GIVEN REQUEST
From the records below, extract all the text exactly and leave the images behind.

-=-=-=-=-

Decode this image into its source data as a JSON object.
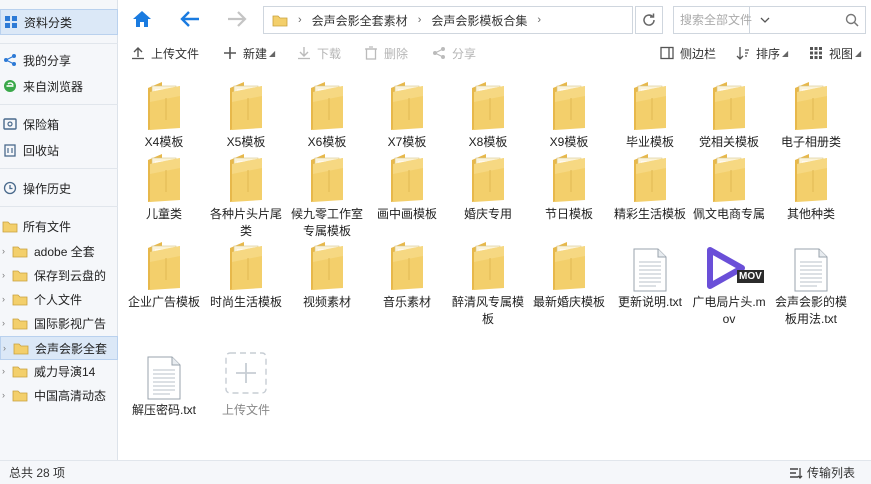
{
  "sidebar": {
    "top": [
      {
        "label": "资料分类",
        "icon": "category-icon"
      },
      {
        "label": "我的分享",
        "icon": "share-icon"
      },
      {
        "label": "来自浏览器",
        "icon": "browser-icon"
      },
      {
        "label": "保险箱",
        "icon": "safe-icon"
      },
      {
        "label": "回收站",
        "icon": "trash-icon"
      },
      {
        "label": "操作历史",
        "icon": "history-icon"
      },
      {
        "label": "所有文件",
        "icon": "folder-icon"
      }
    ],
    "tree": [
      {
        "label": "adobe 全套"
      },
      {
        "label": "保存到云盘的"
      },
      {
        "label": "个人文件"
      },
      {
        "label": "国际影视广告"
      },
      {
        "label": "会声会影全套"
      },
      {
        "label": "威力导演14"
      },
      {
        "label": "中国高清动态"
      }
    ]
  },
  "breadcrumb": [
    "会声会影全套素材",
    "会声会影模板合集"
  ],
  "search": {
    "placeholder": "搜索全部文件"
  },
  "toolbar": {
    "upload": "上传文件",
    "new": "新建",
    "download": "下载",
    "delete": "删除",
    "share": "分享",
    "sidebar": "侧边栏",
    "sort": "排序",
    "view": "视图"
  },
  "items": [
    {
      "name": "X4模板",
      "type": "folder"
    },
    {
      "name": "X5模板",
      "type": "folder"
    },
    {
      "name": "X6模板",
      "type": "folder"
    },
    {
      "name": "X7模板",
      "type": "folder"
    },
    {
      "name": "X8模板",
      "type": "folder"
    },
    {
      "name": "X9模板",
      "type": "folder"
    },
    {
      "name": "毕业模板",
      "type": "folder"
    },
    {
      "name": "党相关模板",
      "type": "folder"
    },
    {
      "name": "电子相册类",
      "type": "folder"
    },
    {
      "name": "儿童类",
      "type": "folder"
    },
    {
      "name": "各种片头片尾类",
      "type": "folder"
    },
    {
      "name": "候九零工作室专属模板",
      "type": "folder"
    },
    {
      "name": "画中画模板",
      "type": "folder"
    },
    {
      "name": "婚庆专用",
      "type": "folder"
    },
    {
      "name": "节日模板",
      "type": "folder"
    },
    {
      "name": "精彩生活模板",
      "type": "folder"
    },
    {
      "name": "佩文电商专属",
      "type": "folder"
    },
    {
      "name": "其他种类",
      "type": "folder"
    },
    {
      "name": "企业广告模板",
      "type": "folder"
    },
    {
      "name": "时尚生活模板",
      "type": "folder"
    },
    {
      "name": "视频素材",
      "type": "folder"
    },
    {
      "name": "音乐素材",
      "type": "folder"
    },
    {
      "name": "醉清风专属模板",
      "type": "folder"
    },
    {
      "name": "最新婚庆模板",
      "type": "folder"
    },
    {
      "name": "更新说明.txt",
      "type": "txt"
    },
    {
      "name": "广电局片头.mov",
      "type": "mov",
      "badge": "MOV"
    },
    {
      "name": "会声会影的模板用法.txt",
      "type": "txt"
    },
    {
      "name": "解压密码.txt",
      "type": "txt"
    },
    {
      "name": "上传文件",
      "type": "upload"
    }
  ],
  "status": {
    "count": "总共 28 项",
    "transfer": "传输列表"
  },
  "colors": {
    "accent": "#1a7be0",
    "folder": "#f3cf6b",
    "mov": "#6a4fd8",
    "active_bg": "#dbe8f7"
  }
}
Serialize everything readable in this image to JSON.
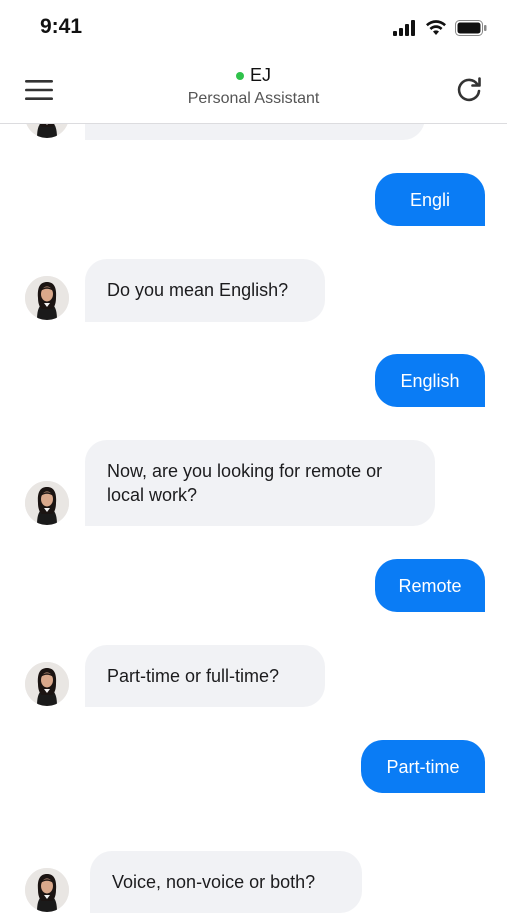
{
  "status_bar": {
    "time": "9:41",
    "icons": [
      "signal-icon",
      "wifi-icon",
      "battery-icon"
    ]
  },
  "header": {
    "contact_name": "EJ",
    "contact_role": "Personal Assistant",
    "online_color": "#2fc24b",
    "left_icon": "menu-icon",
    "right_icon": "refresh-icon"
  },
  "colors": {
    "user_bubble": "#0a7cf5",
    "bot_bubble": "#f1f2f5"
  },
  "messages": [
    {
      "sender": "bot",
      "text": ""
    },
    {
      "sender": "user",
      "text": "Engli"
    },
    {
      "sender": "bot",
      "text": "Do you mean English?"
    },
    {
      "sender": "user",
      "text": "English"
    },
    {
      "sender": "bot",
      "text": "Now, are you looking for remote or local work?"
    },
    {
      "sender": "user",
      "text": "Remote"
    },
    {
      "sender": "bot",
      "text": "Part-time or full-time?"
    },
    {
      "sender": "user",
      "text": "Part-time"
    },
    {
      "sender": "bot",
      "text": "Voice, non-voice or both?"
    }
  ]
}
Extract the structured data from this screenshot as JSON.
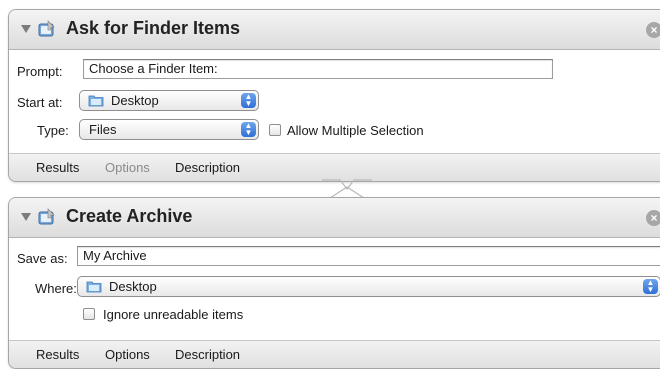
{
  "actions": [
    {
      "title": "Ask for Finder Items",
      "prompt_label": "Prompt:",
      "prompt_value": "Choose a Finder Item:",
      "start_label": "Start at:",
      "start_value": "Desktop",
      "type_label": "Type:",
      "type_value": "Files",
      "allow_multiple_label": "Allow Multiple Selection",
      "allow_multiple_checked": false,
      "tabs": [
        "Results",
        "Options",
        "Description"
      ],
      "dim_tab": "Options"
    },
    {
      "title": "Create Archive",
      "save_label": "Save as:",
      "save_value": "My Archive",
      "where_label": "Where:",
      "where_value": "Desktop",
      "ignore_label": "Ignore unreadable items",
      "ignore_checked": false,
      "tabs": [
        "Results",
        "Options",
        "Description"
      ]
    }
  ],
  "icons": {
    "disclosure": "disclosure-triangle-icon",
    "app": "automator-finder-icon",
    "close": "close-icon",
    "folder": "folder-icon",
    "popup_arrows": "popup-arrows-icon"
  },
  "colors": {
    "accent_blue": "#2f6fd6",
    "header_gray": "#dcdcdc"
  }
}
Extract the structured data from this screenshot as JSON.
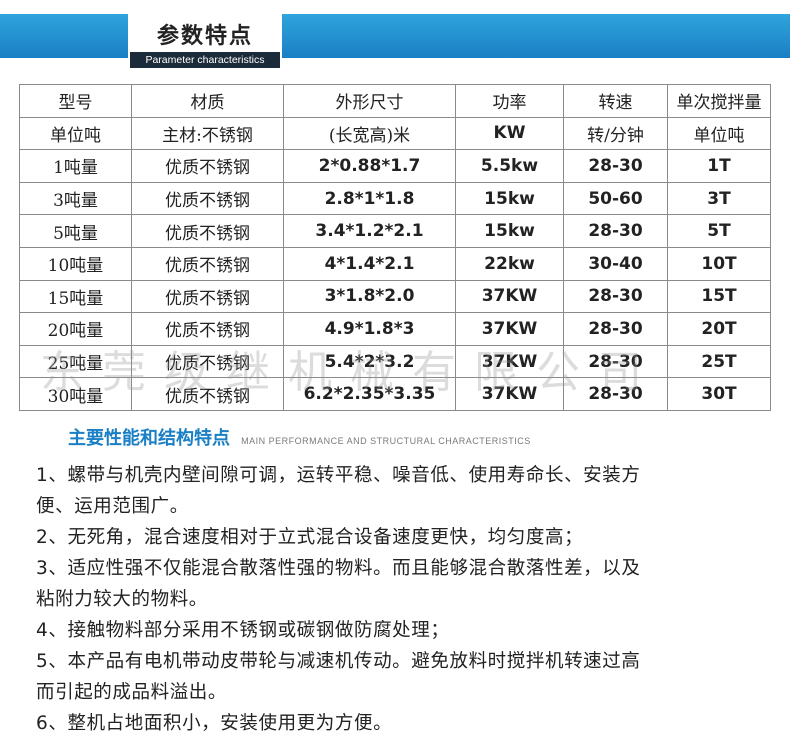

-=-=-=-=-

SOLVED PROBLEM
Decode this image into its source data as a JSON object.
{
  "sidebar": {
    "top": [
      {
        "label": "资料分类",
        "icon": "category-icon"
      },
      {
        "label": "我的分享",
        "icon": "share-icon"
      },
      {
        "label": "来自浏览器",
        "icon": "browser-icon"
      },
      {
        "label": "保险箱",
        "icon": "safe-icon"
      },
      {
        "label": "回收站",
        "icon": "trash-icon"
      },
      {
        "label": "操作历史",
        "icon": "history-icon"
      },
      {
        "label": "所有文件",
        "icon": "folder-icon"
      }
    ],
    "tree": [
      {
        "label": "adobe 全套"
      },
      {
        "label": "保存到云盘的"
      },
      {
        "label": "个人文件"
      },
      {
        "label": "国际影视广告"
      },
      {
        "label": "会声会影全套"
      },
      {
        "label": "威力导演14"
      },
      {
        "label": "中国高清动态"
      }
    ]
  },
  "breadcrumb": [
    "会声会影全套素材",
    "会声会影模板合集"
  ],
  "search": {
    "placeholder": "搜索全部文件"
  },
  "toolbar": {
    "upload": "上传文件",
    "new": "新建",
    "download": "下载",
    "delete": "删除",
    "share": "分享",
    "sidebar": "侧边栏",
    "sort": "排序",
    "view": "视图"
  },
  "items": [
    {
      "name": "X4模板",
      "type": "folder"
    },
    {
      "name": "X5模板",
      "type": "folder"
    },
    {
      "name": "X6模板",
      "type": "folder"
    },
    {
      "name": "X7模板",
      "type": "folder"
    },
    {
      "name": "X8模板",
      "type": "folder"
    },
    {
      "name": "X9模板",
      "type": "folder"
    },
    {
      "name": "毕业模板",
      "type": "folder"
    },
    {
      "name": "党相关模板",
      "type": "folder"
    },
    {
      "name": "电子相册类",
      "type": "folder"
    },
    {
      "name": "儿童类",
      "type": "folder"
    },
    {
      "name": "各种片头片尾类",
      "type": "folder"
    },
    {
      "name": "候九零工作室专属模板",
      "type": "folder"
    },
    {
      "name": "画中画模板",
      "type": "folder"
    },
    {
      "name": "婚庆专用",
      "type": "folder"
    },
    {
      "name": "节日模板",
      "type": "folder"
    },
    {
      "name": "精彩生活模板",
      "type": "folder"
    },
    {
      "name": "佩文电商专属",
      "type": "folder"
    },
    {
      "name": "其他种类",
      "type": "folder"
    },
    {
      "name": "企业广告模板",
      "type": "folder"
    },
    {
      "name": "时尚生活模板",
      "type": "folder"
    },
    {
      "name": "视频素材",
      "type": "folder"
    },
    {
      "name": "音乐素材",
      "type": "folder"
    },
    {
      "name": "醉清风专属模板",
      "type": "folder"
    },
    {
      "name": "最新婚庆模板",
      "type": "folder"
    },
    {
      "name": "更新说明.txt",
      "type": "txt"
    },
    {
      "name": "广电局片头.mov",
      "type": "mov",
      "badge": "MOV"
    },
    {
      "name": "会声会影的模板用法.txt",
      "type": "txt"
    },
    {
      "name": "解压密码.txt",
      "type": "txt"
    },
    {
      "name": "上传文件",
      "type": "upload"
    }
  ],
  "status": {
    "count": "总共 28 项",
    "transfer": "传输列表"
  },
  "colors": {
    "accent": "#1a7be0",
    "folder": "#f3cf6b",
    "mov": "#6a4fd8",
    "active_bg": "#dbe8f7"
  }
}
Serialize everything readable in this image to JSON.
{
  "status_bar": {
    "time": "9:41",
    "icons": [
      "signal-icon",
      "wifi-icon",
      "battery-icon"
    ]
  },
  "header": {
    "contact_name": "EJ",
    "contact_role": "Personal Assistant",
    "online_color": "#2fc24b",
    "left_icon": "menu-icon",
    "right_icon": "refresh-icon"
  },
  "colors": {
    "user_bubble": "#0a7cf5",
    "bot_bubble": "#f1f2f5"
  },
  "messages": [
    {
      "sender": "bot",
      "text": ""
    },
    {
      "sender": "user",
      "text": "Engli"
    },
    {
      "sender": "bot",
      "text": "Do you mean English?"
    },
    {
      "sender": "user",
      "text": "English"
    },
    {
      "sender": "bot",
      "text": "Now, are you looking for remote or local work?"
    },
    {
      "sender": "user",
      "text": "Remote"
    },
    {
      "sender": "bot",
      "text": "Part-time or full-time?"
    },
    {
      "sender": "user",
      "text": "Part-time"
    },
    {
      "sender": "bot",
      "text": "Voice, non-voice or both?"
    }
  ]
}
Extract the structured data from this screenshot as JSON.
{
  "actions": [
    {
      "title": "Ask for Finder Items",
      "prompt_label": "Prompt:",
      "prompt_value": "Choose a Finder Item:",
      "start_label": "Start at:",
      "start_value": "Desktop",
      "type_label": "Type:",
      "type_value": "Files",
      "allow_multiple_label": "Allow Multiple Selection",
      "allow_multiple_checked": false,
      "tabs": [
        "Results",
        "Options",
        "Description"
      ],
      "dim_tab": "Options"
    },
    {
      "title": "Create Archive",
      "save_label": "Save as:",
      "save_value": "My Archive",
      "where_label": "Where:",
      "where_value": "Desktop",
      "ignore_label": "Ignore unreadable items",
      "ignore_checked": false,
      "tabs": [
        "Results",
        "Options",
        "Description"
      ]
    }
  ],
  "icons": {
    "disclosure": "disclosure-triangle-icon",
    "app": "automator-finder-icon",
    "close": "close-icon",
    "folder": "folder-icon",
    "popup_arrows": "popup-arrows-icon"
  },
  "colors": {
    "accent_blue": "#2f6fd6",
    "header_gray": "#dcdcdc"
  }
}
Extract the structured data from this screenshot as JSON.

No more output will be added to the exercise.